### Data listing
--------------------
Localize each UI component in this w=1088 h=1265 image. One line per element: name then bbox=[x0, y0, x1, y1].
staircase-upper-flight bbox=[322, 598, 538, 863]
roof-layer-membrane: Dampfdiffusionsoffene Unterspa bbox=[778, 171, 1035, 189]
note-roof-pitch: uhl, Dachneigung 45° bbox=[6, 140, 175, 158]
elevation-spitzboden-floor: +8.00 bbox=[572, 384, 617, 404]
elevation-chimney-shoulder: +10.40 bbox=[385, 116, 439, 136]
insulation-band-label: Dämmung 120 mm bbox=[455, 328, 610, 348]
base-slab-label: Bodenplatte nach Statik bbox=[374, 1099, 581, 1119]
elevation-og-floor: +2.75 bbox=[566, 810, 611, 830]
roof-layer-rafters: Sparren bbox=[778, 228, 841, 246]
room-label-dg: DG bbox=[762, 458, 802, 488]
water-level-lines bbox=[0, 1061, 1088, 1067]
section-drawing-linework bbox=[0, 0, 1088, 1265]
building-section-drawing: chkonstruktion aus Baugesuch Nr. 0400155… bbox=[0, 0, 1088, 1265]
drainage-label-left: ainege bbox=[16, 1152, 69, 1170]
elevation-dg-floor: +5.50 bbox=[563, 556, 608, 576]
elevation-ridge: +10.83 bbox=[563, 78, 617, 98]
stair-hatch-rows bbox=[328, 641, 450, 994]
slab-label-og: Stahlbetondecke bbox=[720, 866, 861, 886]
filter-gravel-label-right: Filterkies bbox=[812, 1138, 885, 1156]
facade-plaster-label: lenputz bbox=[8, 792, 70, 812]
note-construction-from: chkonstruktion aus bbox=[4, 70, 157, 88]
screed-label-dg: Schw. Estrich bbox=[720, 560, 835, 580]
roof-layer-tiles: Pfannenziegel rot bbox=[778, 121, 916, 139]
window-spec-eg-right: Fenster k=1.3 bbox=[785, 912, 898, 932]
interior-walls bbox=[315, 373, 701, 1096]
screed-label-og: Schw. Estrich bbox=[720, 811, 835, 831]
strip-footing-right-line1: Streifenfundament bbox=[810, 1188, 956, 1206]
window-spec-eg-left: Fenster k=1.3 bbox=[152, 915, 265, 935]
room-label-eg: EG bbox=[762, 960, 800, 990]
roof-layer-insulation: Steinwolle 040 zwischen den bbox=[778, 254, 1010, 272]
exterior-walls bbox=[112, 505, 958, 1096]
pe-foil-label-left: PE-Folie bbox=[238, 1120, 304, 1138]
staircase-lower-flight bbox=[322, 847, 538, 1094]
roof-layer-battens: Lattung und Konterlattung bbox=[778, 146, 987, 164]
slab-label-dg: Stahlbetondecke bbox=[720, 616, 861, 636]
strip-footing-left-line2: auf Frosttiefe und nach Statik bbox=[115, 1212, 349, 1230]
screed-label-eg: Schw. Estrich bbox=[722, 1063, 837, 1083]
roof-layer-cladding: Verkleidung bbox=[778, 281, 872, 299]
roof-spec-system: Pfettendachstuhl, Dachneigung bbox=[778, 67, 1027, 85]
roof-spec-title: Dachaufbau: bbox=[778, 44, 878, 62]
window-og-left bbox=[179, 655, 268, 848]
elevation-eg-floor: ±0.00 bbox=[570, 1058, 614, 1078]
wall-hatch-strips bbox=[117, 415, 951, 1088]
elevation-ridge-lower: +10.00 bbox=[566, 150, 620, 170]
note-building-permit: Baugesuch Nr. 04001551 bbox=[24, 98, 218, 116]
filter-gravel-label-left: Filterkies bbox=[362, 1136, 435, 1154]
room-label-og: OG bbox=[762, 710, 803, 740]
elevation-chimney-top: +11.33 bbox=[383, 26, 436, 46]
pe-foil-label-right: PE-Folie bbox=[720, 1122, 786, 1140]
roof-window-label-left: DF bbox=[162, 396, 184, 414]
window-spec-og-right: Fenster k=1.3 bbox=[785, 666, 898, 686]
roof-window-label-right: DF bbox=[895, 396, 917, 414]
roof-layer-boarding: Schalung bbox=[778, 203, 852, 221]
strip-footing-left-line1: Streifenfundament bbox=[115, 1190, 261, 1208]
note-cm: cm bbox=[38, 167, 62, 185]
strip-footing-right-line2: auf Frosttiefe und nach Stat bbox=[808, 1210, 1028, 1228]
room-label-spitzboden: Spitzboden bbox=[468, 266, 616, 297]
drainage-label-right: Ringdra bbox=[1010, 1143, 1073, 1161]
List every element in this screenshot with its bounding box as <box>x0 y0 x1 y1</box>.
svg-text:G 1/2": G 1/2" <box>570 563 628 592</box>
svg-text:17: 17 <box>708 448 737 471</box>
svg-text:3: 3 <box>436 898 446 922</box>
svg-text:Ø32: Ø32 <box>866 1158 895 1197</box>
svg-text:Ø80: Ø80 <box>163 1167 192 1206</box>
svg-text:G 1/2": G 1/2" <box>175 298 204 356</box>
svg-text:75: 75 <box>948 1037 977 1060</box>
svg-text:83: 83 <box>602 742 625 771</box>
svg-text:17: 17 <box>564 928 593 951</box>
--------------------
### Given task
Can you copy the material word for word, starting with its first line and going on through the line containing "window-spec-eg-right: Fenster k=1.3", both included?

### Expected answer
Localize each UI component in this w=1088 h=1265 image. One line per element: name then bbox=[x0, y0, x1, y1].
staircase-upper-flight bbox=[322, 598, 538, 863]
roof-layer-membrane: Dampfdiffusionsoffene Unterspa bbox=[778, 171, 1035, 189]
note-roof-pitch: uhl, Dachneigung 45° bbox=[6, 140, 175, 158]
elevation-spitzboden-floor: +8.00 bbox=[572, 384, 617, 404]
elevation-chimney-shoulder: +10.40 bbox=[385, 116, 439, 136]
insulation-band-label: Dämmung 120 mm bbox=[455, 328, 610, 348]
base-slab-label: Bodenplatte nach Statik bbox=[374, 1099, 581, 1119]
elevation-og-floor: +2.75 bbox=[566, 810, 611, 830]
roof-layer-rafters: Sparren bbox=[778, 228, 841, 246]
room-label-dg: DG bbox=[762, 458, 802, 488]
water-level-lines bbox=[0, 1061, 1088, 1067]
section-drawing-linework bbox=[0, 0, 1088, 1265]
building-section-drawing: chkonstruktion aus Baugesuch Nr. 0400155… bbox=[0, 0, 1088, 1265]
drainage-label-left: ainege bbox=[16, 1152, 69, 1170]
elevation-dg-floor: +5.50 bbox=[563, 556, 608, 576]
elevation-ridge: +10.83 bbox=[563, 78, 617, 98]
stair-hatch-rows bbox=[328, 641, 450, 994]
slab-label-og: Stahlbetondecke bbox=[720, 866, 861, 886]
filter-gravel-label-right: Filterkies bbox=[812, 1138, 885, 1156]
facade-plaster-label: lenputz bbox=[8, 792, 70, 812]
note-construction-from: chkonstruktion aus bbox=[4, 70, 157, 88]
screed-label-dg: Schw. Estrich bbox=[720, 560, 835, 580]
roof-layer-tiles: Pfannenziegel rot bbox=[778, 121, 916, 139]
window-spec-eg-right: Fenster k=1.3 bbox=[785, 912, 898, 932]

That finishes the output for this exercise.